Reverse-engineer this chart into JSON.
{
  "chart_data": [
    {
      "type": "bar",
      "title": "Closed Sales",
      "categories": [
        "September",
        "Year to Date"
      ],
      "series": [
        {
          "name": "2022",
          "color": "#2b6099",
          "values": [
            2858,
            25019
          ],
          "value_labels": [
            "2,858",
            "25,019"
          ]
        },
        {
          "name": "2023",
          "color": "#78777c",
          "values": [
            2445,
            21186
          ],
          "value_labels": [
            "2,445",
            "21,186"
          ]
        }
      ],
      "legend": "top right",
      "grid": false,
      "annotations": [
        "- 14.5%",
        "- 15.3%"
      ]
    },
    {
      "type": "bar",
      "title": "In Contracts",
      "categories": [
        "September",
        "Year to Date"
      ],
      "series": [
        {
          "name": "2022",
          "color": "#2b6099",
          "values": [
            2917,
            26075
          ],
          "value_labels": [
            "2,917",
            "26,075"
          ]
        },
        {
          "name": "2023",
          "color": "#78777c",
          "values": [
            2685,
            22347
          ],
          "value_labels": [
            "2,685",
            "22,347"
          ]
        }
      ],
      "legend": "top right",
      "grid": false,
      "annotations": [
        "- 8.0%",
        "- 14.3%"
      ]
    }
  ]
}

_To do_
Please reproduce each record precisely as written.

_Correct answer_
Reverse-engineer this chart into JSON.
{
  "chart_data": [
    {
      "type": "bar",
      "title": "Closed Sales",
      "categories": [
        "September",
        "Year to Date"
      ],
      "series": [
        {
          "name": "2022",
          "color": "#2b6099",
          "values": [
            2858,
            25019
          ],
          "value_labels": [
            "2,858",
            "25,019"
          ]
        },
        {
          "name": "2023",
          "color": "#78777c",
          "values": [
            2445,
            21186
          ],
          "value_labels": [
            "2,445",
            "21,186"
          ]
        }
      ],
      "legend": "top right",
      "grid": false,
      "annotations": [
        "- 14.5%",
        "- 15.3%"
      ]
    },
    {
      "type": "bar",
      "title": "In Contracts",
      "categories": [
        "September",
        "Year to Date"
      ],
      "series": [
        {
          "name": "2022",
          "color": "#2b6099",
          "values": [
            2917,
            26075
          ],
          "value_labels": [
            "2,917",
            "26,075"
          ]
        },
        {
          "name": "2023",
          "color": "#78777c",
          "values": [
            2685,
            22347
          ],
          "value_labels": [
            "2,685",
            "22,347"
          ]
        }
      ],
      "legend": "top right",
      "grid": false,
      "annotations": [
        "- 8.0%",
        "- 14.3%"
      ]
    }
  ]
}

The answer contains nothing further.